### Task goal
Transcribe the records that follow exactly. Skip the pictures.

### Recorded information
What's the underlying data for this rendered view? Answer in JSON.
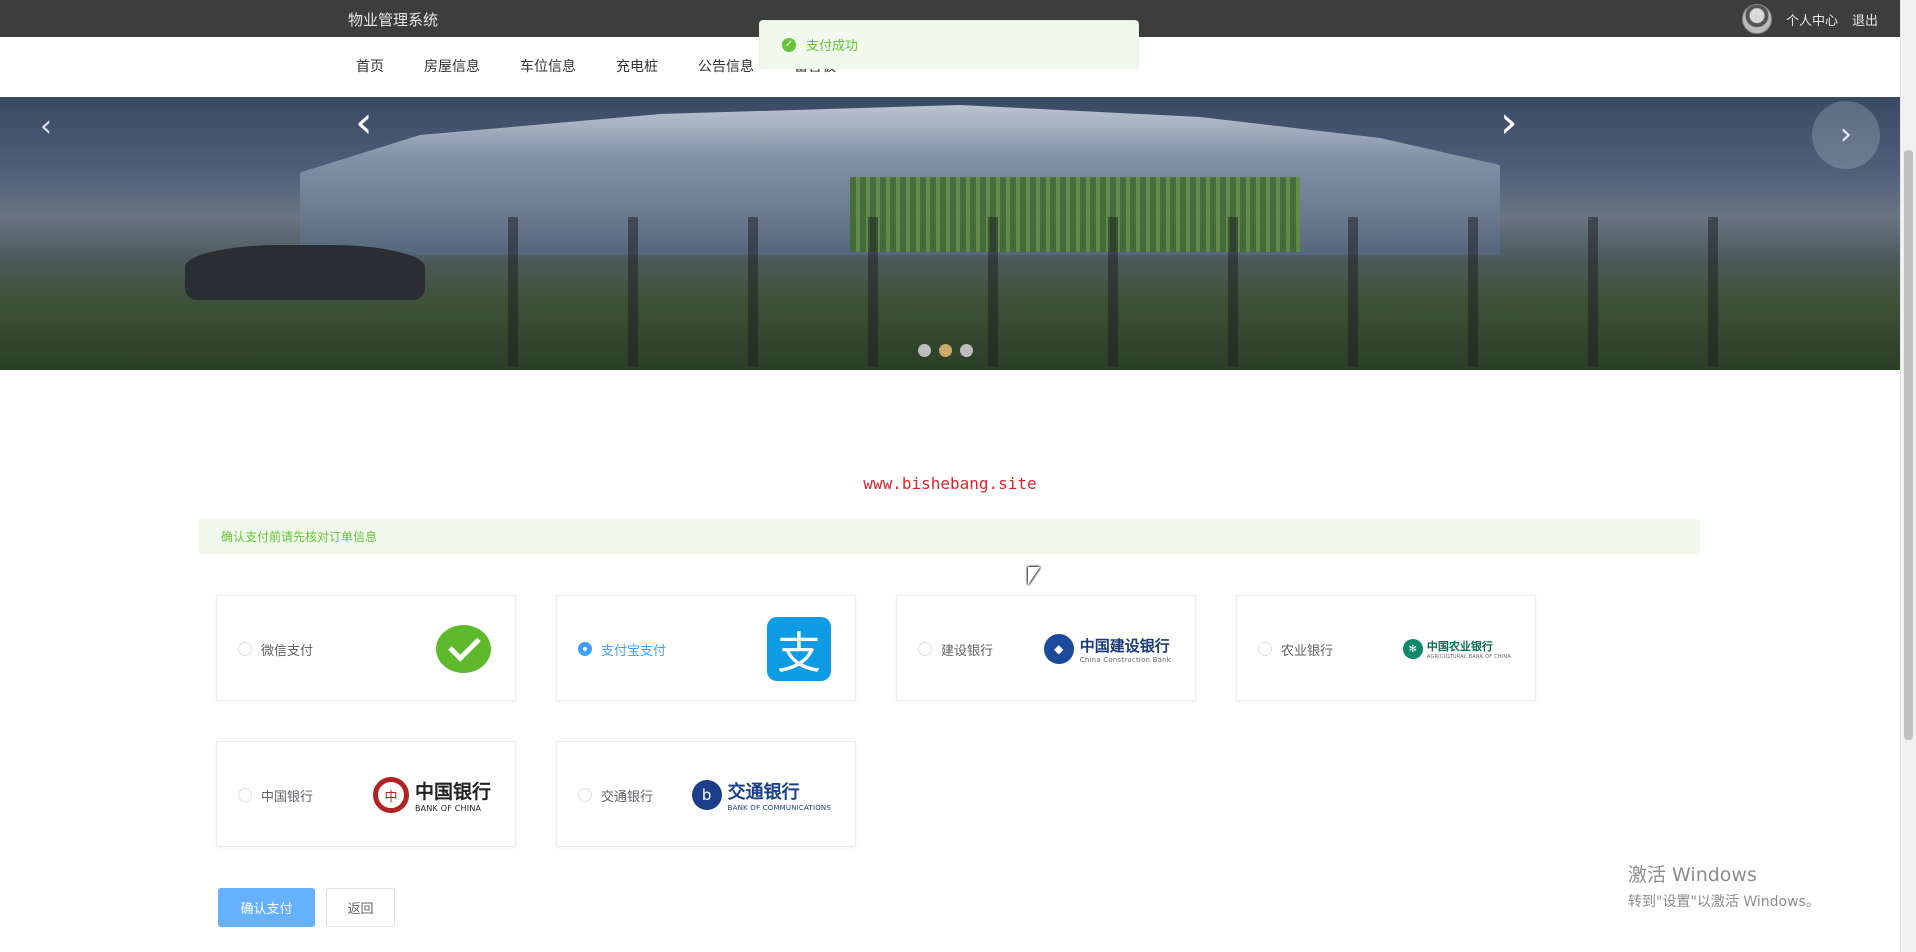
{
  "header": {
    "title": "物业管理系统",
    "user_center": "个人中心",
    "logout": "退出"
  },
  "nav": {
    "items": [
      "首页",
      "房屋信息",
      "车位信息",
      "充电桩",
      "公告信息",
      "留言板"
    ]
  },
  "toast": {
    "message": "支付成功",
    "icon": "check-circle-icon"
  },
  "banner": {
    "slide_count": 3,
    "active_index": 1
  },
  "site_watermark": "www.bishebang.site",
  "payment": {
    "notice": "确认支付前请先核对订单信息",
    "selected": "支付宝支付",
    "methods": [
      {
        "label": "微信支付",
        "logo": "wechat-logo"
      },
      {
        "label": "支付宝支付",
        "logo": "alipay-logo"
      },
      {
        "label": "建设银行",
        "logo": "ccb-logo",
        "logo_text": "中国建设银行",
        "logo_sub": "China Construction Bank"
      },
      {
        "label": "农业银行",
        "logo": "abc-logo",
        "logo_text": "中国农业银行",
        "logo_sub": "AGRICULTURAL BANK OF CHINA"
      },
      {
        "label": "中国银行",
        "logo": "boc-logo",
        "logo_text": "中国银行",
        "logo_sub": "BANK OF CHINA"
      },
      {
        "label": "交通银行",
        "logo": "bocom-logo",
        "logo_text": "交通银行",
        "logo_sub": "BANK OF COMMUNICATIONS"
      }
    ],
    "confirm_button": "确认支付",
    "back_button": "返回"
  },
  "windows_activation": {
    "line1": "激活 Windows",
    "line2": "转到\"设置\"以激活 Windows。"
  },
  "colors": {
    "accent": "#409eff",
    "success": "#67c23a",
    "topbar": "#3d3d3d",
    "watermark": "#d9232d"
  }
}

### Reply
What's the underlying data for this rendered view? Answer in JSON.
{
  "header": {
    "title": "物业管理系统",
    "user_center": "个人中心",
    "logout": "退出"
  },
  "nav": {
    "items": [
      "首页",
      "房屋信息",
      "车位信息",
      "充电桩",
      "公告信息",
      "留言板"
    ]
  },
  "toast": {
    "message": "支付成功",
    "icon": "check-circle-icon"
  },
  "banner": {
    "slide_count": 3,
    "active_index": 1
  },
  "site_watermark": "www.bishebang.site",
  "payment": {
    "notice": "确认支付前请先核对订单信息",
    "selected": "支付宝支付",
    "methods": [
      {
        "label": "微信支付",
        "logo": "wechat-logo"
      },
      {
        "label": "支付宝支付",
        "logo": "alipay-logo"
      },
      {
        "label": "建设银行",
        "logo": "ccb-logo",
        "logo_text": "中国建设银行",
        "logo_sub": "China Construction Bank"
      },
      {
        "label": "农业银行",
        "logo": "abc-logo",
        "logo_text": "中国农业银行",
        "logo_sub": "AGRICULTURAL BANK OF CHINA"
      },
      {
        "label": "中国银行",
        "logo": "boc-logo",
        "logo_text": "中国银行",
        "logo_sub": "BANK OF CHINA"
      },
      {
        "label": "交通银行",
        "logo": "bocom-logo",
        "logo_text": "交通银行",
        "logo_sub": "BANK OF COMMUNICATIONS"
      }
    ],
    "confirm_button": "确认支付",
    "back_button": "返回"
  },
  "windows_activation": {
    "line1": "激活 Windows",
    "line2": "转到\"设置\"以激活 Windows。"
  },
  "colors": {
    "accent": "#409eff",
    "success": "#67c23a",
    "topbar": "#3d3d3d",
    "watermark": "#d9232d"
  }
}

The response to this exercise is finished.